- **Passage for review**
#####

Fighting anxiety is definitely exhausting and the constant loop of symptoms from it can really drain the hope right out of us to where we see no way out....but it's good to know that you have this place who can really understand how you are feeling and offer plenty of advice and support......Hang in there :)

3taceyl0u
10-24-2013, 06:47 PM
i am RIGHT THERE WITH YOU! I keep looking back at how my life used to be.... The active bubbly girl who loved to laugh and joke and run 5K's and get onto people for not being positive. And now i'm like a shell that looks the same but.... I feel like i've been gutted and replaced with someone fearful, emotional, sluggish, and dead. I hate it. I hate me. I just want my life back. And my mom's never experienced anxiety so she tells me to just mind over matter, talk yourself out of it. :( it isn't that easy and she just cant get that

Thats exactly how I was, and who I still am in my head. I'm living this life I hate I don't like where I live or what I'm doing and all I want to do is get out of here and start a fresh so I went back to therapy to get that final step to start a new life and everything went wrong and now I don't have a job, can't go shopping I just sit and worry. My mum knows what it's like but it's that same old mind over matter, only you can change. I don't think I can change though I honestly beleive this is who I am. I just need a life where I don't have to worry about getting to the shops and things, I'd love to move to America or the country but I can't do either because my parents don't want to, and I can't be alone.

#####

- **Given entries**

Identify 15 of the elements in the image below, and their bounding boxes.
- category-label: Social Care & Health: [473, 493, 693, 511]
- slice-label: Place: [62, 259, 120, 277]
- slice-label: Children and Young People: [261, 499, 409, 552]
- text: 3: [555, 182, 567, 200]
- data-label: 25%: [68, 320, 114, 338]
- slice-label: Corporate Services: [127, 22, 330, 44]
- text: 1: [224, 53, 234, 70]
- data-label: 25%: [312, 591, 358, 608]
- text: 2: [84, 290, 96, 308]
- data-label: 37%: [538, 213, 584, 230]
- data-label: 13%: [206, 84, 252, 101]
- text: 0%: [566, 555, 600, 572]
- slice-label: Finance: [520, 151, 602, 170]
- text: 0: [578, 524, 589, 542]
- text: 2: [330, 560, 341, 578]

#####

- **Task to complete**
Carry on the forum thread about living with anxiety from the point where it stops.

- **Response**
3taceyl0u
10-24-2013, 06:50 PM
Thanks. :) You're right it is exhausting! I spend the day home worrying myself into oblivion and then when my mums home she doesn't understand I'm exhausted and just want to relax. She only sees that shes been at work all day and I should be doing things at home, which I understand I just want her to try and understand too. By the way I love the quote in your sig it describes how I feel perfectly!

Anxiousraven
10-25-2013, 04:40 AM
We all have relapses i don't anxiety ever really goes away you just control it. I think we just have moments where the anxiety becomes too much to deal with and we shut down. I can't offer any advice because I don't know how to deal with mine but just remember that it was temporary before and you dealt with it. You will find your strength

meichmann
10-25-2013, 06:23 AM
I am right there with you. I've had anxiety practically my whole life and only in the past 10 years has it gotten really bad and I've done the same things you have (reflection on earlier life, etc...). We all have relapses and the key is to control it and not let it get out of hand. Don't ever accept someone's opinion of "Get over it" or "Fight harder". They don't know the pain you feel and what you go through so they don't understand. Fortunately, people who come to this site do. Talking about it helps immensely.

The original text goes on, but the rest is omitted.